** Start of Provided records **

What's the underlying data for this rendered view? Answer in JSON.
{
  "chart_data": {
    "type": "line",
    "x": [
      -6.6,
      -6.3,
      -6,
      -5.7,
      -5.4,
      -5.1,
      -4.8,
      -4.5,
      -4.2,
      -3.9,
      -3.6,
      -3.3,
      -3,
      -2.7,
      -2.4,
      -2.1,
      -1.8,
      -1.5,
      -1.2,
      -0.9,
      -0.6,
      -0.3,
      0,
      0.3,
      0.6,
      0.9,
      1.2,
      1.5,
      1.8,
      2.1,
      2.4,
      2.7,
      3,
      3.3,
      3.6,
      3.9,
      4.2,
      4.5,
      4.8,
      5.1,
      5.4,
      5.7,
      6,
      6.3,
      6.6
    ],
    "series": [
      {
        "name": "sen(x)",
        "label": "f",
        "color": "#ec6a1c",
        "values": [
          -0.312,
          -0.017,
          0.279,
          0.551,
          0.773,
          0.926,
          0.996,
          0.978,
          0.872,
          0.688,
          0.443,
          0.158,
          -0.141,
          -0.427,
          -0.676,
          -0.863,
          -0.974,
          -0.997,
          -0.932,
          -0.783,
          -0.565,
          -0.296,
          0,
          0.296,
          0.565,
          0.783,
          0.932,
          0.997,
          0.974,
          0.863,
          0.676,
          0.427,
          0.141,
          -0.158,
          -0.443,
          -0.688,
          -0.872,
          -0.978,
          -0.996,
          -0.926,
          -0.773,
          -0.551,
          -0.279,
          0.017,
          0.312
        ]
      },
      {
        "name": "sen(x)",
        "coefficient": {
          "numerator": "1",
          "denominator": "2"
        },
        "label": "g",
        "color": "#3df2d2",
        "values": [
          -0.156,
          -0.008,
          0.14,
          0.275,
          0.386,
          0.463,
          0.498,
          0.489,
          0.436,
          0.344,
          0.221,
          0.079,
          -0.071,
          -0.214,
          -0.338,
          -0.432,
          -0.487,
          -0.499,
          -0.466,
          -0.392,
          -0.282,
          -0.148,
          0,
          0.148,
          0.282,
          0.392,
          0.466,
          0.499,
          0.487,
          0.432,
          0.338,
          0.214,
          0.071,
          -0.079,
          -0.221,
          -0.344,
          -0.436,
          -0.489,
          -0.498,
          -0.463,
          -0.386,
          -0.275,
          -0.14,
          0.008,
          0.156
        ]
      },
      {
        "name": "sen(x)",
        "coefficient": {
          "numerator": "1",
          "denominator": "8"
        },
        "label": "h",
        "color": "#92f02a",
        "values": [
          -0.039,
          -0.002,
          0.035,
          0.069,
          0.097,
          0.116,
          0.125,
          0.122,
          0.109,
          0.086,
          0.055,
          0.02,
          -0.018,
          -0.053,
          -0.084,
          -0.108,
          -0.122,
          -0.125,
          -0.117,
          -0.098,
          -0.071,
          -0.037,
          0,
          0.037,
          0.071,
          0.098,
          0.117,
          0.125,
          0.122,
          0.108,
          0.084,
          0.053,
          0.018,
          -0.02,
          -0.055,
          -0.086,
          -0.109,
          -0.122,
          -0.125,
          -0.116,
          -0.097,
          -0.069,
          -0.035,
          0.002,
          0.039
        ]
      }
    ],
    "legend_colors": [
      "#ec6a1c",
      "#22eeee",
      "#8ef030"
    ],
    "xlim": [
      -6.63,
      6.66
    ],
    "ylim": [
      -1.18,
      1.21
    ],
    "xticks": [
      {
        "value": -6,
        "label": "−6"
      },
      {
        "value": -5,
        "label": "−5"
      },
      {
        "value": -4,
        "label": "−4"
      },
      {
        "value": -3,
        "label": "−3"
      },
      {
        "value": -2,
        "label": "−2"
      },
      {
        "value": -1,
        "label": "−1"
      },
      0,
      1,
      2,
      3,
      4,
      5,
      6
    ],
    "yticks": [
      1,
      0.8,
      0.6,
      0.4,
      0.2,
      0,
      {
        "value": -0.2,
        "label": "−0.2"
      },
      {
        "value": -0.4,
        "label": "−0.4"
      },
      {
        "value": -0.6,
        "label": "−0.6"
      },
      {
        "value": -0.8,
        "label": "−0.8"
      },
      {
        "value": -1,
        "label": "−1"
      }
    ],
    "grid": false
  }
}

** End of Provided records **

Challenge
Copy out the whole listing exactly; please set it all down.

Correct result
What's the underlying data for this rendered view? Answer in JSON.
{
  "chart_data": {
    "type": "line",
    "x": [
      -6.6,
      -6.3,
      -6,
      -5.7,
      -5.4,
      -5.1,
      -4.8,
      -4.5,
      -4.2,
      -3.9,
      -3.6,
      -3.3,
      -3,
      -2.7,
      -2.4,
      -2.1,
      -1.8,
      -1.5,
      -1.2,
      -0.9,
      -0.6,
      -0.3,
      0,
      0.3,
      0.6,
      0.9,
      1.2,
      1.5,
      1.8,
      2.1,
      2.4,
      2.7,
      3,
      3.3,
      3.6,
      3.9,
      4.2,
      4.5,
      4.8,
      5.1,
      5.4,
      5.7,
      6,
      6.3,
      6.6
    ],
    "series": [
      {
        "name": "sen(x)",
        "label": "f",
        "color": "#ec6a1c",
        "values": [
          -0.312,
          -0.017,
          0.279,
          0.551,
          0.773,
          0.926,
          0.996,
          0.978,
          0.872,
          0.688,
          0.443,
          0.158,
          -0.141,
          -0.427,
          -0.676,
          -0.863,
          -0.974,
          -0.997,
          -0.932,
          -0.783,
          -0.565,
          -0.296,
          0,
          0.296,
          0.565,
          0.783,
          0.932,
          0.997,
          0.974,
          0.863,
          0.676,
          0.427,
          0.141,
          -0.158,
          -0.443,
          -0.688,
          -0.872,
          -0.978,
          -0.996,
          -0.926,
          -0.773,
          -0.551,
          -0.279,
          0.017,
          0.312
        ]
      },
      {
        "name": "sen(x)",
        "coefficient": {
          "numerator": "1",
          "denominator": "2"
        },
        "label": "g",
        "color": "#3df2d2",
        "values": [
          -0.156,
          -0.008,
          0.14,
          0.275,
          0.386,
          0.463,
          0.498,
          0.489,
          0.436,
          0.344,
          0.221,
          0.079,
          -0.071,
          -0.214,
          -0.338,
          -0.432,
          -0.487,
          -0.499,
          -0.466,
          -0.392,
          -0.282,
          -0.148,
          0,
          0.148,
          0.282,
          0.392,
          0.466,
          0.499,
          0.487,
          0.432,
          0.338,
          0.214,
          0.071,
          -0.079,
          -0.221,
          -0.344,
          -0.436,
          -0.489,
          -0.498,
          -0.463,
          -0.386,
          -0.275,
          -0.14,
          0.008,
          0.156
        ]
      },
      {
        "name": "sen(x)",
        "coefficient": {
          "numerator": "1",
          "denominator": "8"
        },
        "label": "h",
        "color": "#92f02a",
        "values": [
          -0.039,
          -0.002,
          0.035,
          0.069,
          0.097,
          0.116,
          0.125,
          0.122,
          0.109,
          0.086,
          0.055,
          0.02,
          -0.018,
          -0.053,
          -0.084,
          -0.108,
          -0.122,
          -0.125,
          -0.117,
          -0.098,
          -0.071,
          -0.037,
          0,
          0.037,
          0.071,
          0.098,
          0.117,
          0.125,
          0.122,
          0.108,
          0.084,
          0.053,
          0.018,
          -0.02,
          -0.055,
          -0.086,
          -0.109,
          -0.122,
          -0.125,
          -0.116,
          -0.097,
          -0.069,
          -0.035,
          0.002,
          0.039
        ]
      }
    ],
    "legend_colors": [
      "#ec6a1c",
      "#22eeee",
      "#8ef030"
    ],
    "xlim": [
      -6.63,
      6.66
    ],
    "ylim": [
      -1.18,
      1.21
    ],
    "xticks": [
      {
        "value": -6,
        "label": "−6"
      },
      {
        "value": -5,
        "label": "−5"
      },
      {
        "value": -4,
        "label": "−4"
      },
      {
        "value": -3,
        "label": "−3"
      },
      {
        "value": -2,
        "label": "−2"
      },
      {
        "value": -1,
        "label": "−1"
      },
      0,
      1,
      2,
      3,
      4,
      5,
      6
    ],
    "yticks": [
      1,
      0.8,
      0.6,
      0.4,
      0.2,
      0,
      {
        "value": -0.2,
        "label": "−0.2"
      },
      {
        "value": -0.4,
        "label": "−0.4"
      },
      {
        "value": -0.6,
        "label": "−0.6"
      },
      {
        "value": -0.8,
        "label": "−0.8"
      },
      {
        "value": -1,
        "label": "−1"
      }
    ],
    "grid": false
  }
}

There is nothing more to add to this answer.